Your instructions:
Wherever "content" appears in a line, copy that line.

[Records from a data collection]
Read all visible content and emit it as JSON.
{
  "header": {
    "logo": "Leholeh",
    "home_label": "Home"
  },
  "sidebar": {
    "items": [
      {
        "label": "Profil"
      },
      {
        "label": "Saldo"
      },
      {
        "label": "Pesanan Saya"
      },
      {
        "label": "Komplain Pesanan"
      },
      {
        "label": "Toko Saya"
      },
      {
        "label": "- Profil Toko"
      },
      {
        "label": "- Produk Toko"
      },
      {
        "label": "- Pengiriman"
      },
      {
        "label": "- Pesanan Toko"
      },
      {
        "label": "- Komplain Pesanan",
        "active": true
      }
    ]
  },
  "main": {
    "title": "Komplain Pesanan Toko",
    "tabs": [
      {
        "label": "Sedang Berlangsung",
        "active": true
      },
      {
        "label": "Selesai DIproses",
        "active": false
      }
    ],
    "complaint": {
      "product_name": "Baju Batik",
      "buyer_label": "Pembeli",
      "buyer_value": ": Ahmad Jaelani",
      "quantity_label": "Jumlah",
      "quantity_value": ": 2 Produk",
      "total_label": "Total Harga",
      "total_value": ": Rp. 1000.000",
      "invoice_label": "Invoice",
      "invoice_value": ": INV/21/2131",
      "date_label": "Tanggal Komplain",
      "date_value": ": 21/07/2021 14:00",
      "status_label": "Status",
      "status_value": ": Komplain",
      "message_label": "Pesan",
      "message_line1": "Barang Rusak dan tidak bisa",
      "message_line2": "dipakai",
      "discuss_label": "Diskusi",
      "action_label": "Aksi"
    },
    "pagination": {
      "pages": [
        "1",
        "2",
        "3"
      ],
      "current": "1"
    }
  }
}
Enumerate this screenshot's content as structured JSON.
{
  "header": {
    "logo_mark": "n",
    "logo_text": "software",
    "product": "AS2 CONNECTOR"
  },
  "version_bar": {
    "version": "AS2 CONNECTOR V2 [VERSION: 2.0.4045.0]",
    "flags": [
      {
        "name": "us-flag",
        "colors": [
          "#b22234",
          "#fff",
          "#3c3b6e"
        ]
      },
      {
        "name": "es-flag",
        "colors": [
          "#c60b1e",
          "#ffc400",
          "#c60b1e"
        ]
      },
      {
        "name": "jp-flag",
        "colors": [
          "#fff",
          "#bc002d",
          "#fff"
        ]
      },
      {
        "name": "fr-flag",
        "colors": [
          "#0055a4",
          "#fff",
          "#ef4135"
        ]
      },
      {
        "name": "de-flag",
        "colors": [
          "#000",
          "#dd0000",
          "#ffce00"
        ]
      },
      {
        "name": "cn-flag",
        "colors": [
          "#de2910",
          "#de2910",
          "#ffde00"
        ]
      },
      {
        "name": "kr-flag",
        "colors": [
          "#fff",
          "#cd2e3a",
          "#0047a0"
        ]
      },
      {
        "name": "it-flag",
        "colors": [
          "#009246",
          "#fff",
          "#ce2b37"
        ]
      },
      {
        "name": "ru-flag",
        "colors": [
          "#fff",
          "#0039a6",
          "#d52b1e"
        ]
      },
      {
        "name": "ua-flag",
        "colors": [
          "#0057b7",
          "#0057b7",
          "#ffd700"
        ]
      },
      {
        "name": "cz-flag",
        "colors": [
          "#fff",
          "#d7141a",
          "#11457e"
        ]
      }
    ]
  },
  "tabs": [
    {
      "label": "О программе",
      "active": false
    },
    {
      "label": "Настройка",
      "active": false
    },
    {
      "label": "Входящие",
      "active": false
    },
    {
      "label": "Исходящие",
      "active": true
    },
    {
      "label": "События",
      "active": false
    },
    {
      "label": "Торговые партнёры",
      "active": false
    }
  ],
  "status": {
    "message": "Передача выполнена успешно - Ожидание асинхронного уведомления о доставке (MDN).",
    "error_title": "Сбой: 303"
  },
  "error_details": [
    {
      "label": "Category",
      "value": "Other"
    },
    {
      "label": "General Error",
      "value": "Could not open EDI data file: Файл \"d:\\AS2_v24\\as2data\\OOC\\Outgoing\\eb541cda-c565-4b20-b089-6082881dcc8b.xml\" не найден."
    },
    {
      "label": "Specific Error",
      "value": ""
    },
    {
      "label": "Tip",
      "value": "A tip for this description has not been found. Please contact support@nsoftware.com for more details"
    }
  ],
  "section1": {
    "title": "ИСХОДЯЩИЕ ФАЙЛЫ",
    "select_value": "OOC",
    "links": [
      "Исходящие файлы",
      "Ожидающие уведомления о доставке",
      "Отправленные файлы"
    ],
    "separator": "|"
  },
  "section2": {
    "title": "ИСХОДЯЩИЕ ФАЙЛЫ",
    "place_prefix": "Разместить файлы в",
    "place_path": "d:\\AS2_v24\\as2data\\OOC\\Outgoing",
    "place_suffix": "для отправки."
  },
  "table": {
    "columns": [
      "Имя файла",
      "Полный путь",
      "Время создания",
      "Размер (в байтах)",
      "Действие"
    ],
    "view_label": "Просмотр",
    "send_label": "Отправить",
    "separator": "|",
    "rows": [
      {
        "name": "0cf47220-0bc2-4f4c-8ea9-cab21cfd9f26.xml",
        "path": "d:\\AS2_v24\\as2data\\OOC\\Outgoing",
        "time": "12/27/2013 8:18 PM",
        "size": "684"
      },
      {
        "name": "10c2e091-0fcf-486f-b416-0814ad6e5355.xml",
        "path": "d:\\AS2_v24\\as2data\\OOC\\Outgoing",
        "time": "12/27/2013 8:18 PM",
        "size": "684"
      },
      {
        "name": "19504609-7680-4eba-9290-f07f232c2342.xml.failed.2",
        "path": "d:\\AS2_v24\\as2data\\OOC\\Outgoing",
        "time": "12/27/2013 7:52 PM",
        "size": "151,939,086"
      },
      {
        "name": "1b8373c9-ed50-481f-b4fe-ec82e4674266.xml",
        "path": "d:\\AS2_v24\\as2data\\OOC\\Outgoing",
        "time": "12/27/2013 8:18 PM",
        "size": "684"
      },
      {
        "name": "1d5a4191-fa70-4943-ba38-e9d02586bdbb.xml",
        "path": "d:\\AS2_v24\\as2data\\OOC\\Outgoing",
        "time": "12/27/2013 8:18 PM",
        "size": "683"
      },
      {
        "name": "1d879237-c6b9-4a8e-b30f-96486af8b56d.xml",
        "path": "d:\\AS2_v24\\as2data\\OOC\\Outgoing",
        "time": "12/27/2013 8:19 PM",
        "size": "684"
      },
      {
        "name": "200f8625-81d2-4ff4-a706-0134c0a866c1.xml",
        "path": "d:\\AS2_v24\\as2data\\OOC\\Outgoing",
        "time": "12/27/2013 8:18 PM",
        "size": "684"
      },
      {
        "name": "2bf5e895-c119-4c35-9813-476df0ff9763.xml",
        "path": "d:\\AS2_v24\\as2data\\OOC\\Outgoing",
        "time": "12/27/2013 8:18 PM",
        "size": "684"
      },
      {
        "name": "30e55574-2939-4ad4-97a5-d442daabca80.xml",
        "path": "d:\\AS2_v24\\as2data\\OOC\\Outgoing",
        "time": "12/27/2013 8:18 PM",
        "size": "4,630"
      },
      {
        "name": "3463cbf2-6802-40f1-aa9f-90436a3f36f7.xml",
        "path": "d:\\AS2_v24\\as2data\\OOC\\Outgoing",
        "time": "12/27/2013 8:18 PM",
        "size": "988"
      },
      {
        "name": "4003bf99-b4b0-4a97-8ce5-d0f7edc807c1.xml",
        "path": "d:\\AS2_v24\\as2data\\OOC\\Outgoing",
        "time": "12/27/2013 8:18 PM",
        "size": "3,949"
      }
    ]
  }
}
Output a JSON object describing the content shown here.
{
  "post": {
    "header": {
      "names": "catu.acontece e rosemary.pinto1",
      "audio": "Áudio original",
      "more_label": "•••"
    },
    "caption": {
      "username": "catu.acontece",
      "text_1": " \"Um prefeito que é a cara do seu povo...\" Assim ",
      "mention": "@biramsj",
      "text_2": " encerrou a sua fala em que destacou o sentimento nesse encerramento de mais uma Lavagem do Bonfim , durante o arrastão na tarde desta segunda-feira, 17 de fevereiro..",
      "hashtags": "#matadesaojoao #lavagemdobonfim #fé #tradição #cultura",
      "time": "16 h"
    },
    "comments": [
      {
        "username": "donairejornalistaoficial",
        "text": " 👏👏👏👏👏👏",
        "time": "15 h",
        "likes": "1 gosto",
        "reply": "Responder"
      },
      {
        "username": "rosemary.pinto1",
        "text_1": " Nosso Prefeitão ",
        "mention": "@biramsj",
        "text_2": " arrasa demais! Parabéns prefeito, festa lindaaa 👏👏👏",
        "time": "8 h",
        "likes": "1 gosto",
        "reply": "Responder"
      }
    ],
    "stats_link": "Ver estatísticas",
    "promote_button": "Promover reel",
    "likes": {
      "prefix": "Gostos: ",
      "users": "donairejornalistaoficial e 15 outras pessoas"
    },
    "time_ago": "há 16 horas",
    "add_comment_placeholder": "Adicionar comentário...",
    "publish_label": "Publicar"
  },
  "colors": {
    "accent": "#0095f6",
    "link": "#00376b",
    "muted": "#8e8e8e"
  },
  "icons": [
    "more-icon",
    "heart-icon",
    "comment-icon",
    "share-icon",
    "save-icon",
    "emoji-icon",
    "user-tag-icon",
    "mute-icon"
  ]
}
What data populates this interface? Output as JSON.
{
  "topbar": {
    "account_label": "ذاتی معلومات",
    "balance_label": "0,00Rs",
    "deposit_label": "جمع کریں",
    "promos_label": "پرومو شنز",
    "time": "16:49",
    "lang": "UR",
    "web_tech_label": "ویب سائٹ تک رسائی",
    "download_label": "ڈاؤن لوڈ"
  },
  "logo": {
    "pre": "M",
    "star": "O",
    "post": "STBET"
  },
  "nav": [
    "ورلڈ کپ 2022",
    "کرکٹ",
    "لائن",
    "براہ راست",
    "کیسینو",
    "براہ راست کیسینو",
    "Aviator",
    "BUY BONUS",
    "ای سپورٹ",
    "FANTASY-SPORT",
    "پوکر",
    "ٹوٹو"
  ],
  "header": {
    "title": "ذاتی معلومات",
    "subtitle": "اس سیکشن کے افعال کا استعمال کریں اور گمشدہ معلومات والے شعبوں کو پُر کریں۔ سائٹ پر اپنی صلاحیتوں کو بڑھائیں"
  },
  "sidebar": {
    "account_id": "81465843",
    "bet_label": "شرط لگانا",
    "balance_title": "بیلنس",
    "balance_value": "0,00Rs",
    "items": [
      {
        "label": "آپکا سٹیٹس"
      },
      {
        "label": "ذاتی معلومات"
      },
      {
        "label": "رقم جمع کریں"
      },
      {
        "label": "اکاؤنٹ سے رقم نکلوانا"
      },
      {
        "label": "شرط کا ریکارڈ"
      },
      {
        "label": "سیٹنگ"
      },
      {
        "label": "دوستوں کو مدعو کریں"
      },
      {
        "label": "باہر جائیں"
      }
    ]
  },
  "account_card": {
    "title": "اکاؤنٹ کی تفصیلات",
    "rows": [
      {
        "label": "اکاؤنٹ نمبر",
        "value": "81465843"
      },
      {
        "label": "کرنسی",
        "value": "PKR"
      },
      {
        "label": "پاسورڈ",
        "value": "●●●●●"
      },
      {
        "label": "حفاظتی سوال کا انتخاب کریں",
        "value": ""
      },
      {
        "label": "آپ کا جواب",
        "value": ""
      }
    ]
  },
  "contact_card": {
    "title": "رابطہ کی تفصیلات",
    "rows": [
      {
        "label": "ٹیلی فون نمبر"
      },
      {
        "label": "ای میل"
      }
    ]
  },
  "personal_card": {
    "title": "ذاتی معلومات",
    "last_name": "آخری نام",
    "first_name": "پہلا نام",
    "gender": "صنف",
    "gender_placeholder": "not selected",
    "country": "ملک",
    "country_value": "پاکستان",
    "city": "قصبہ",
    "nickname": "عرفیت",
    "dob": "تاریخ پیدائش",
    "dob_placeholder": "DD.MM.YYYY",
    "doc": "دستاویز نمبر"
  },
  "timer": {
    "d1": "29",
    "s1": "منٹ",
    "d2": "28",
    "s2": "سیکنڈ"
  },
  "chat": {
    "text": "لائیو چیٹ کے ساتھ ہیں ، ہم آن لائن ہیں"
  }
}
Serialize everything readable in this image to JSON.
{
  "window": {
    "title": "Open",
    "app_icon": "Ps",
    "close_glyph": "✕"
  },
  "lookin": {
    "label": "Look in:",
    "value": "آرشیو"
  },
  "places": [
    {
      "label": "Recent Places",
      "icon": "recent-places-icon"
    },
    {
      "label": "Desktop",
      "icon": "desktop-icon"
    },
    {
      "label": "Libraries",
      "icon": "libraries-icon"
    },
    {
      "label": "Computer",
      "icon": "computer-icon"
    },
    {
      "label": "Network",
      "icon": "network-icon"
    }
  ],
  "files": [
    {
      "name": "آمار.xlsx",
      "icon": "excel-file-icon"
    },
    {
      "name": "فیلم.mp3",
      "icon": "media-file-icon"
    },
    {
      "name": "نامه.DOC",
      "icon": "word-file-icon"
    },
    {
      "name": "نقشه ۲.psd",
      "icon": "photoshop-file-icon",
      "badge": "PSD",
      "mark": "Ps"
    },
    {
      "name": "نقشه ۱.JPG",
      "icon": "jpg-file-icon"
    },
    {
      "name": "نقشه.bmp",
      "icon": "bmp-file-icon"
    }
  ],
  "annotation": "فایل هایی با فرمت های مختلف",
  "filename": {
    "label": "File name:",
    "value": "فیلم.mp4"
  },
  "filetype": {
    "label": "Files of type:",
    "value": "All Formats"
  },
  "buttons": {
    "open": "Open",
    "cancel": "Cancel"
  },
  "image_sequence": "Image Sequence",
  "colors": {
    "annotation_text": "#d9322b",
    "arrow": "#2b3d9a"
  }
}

Solution:
Read all visible content and emit it as JSON.
Enumerate this screenshot's content as structured JSON.
Output a JSON object describing the content shown here.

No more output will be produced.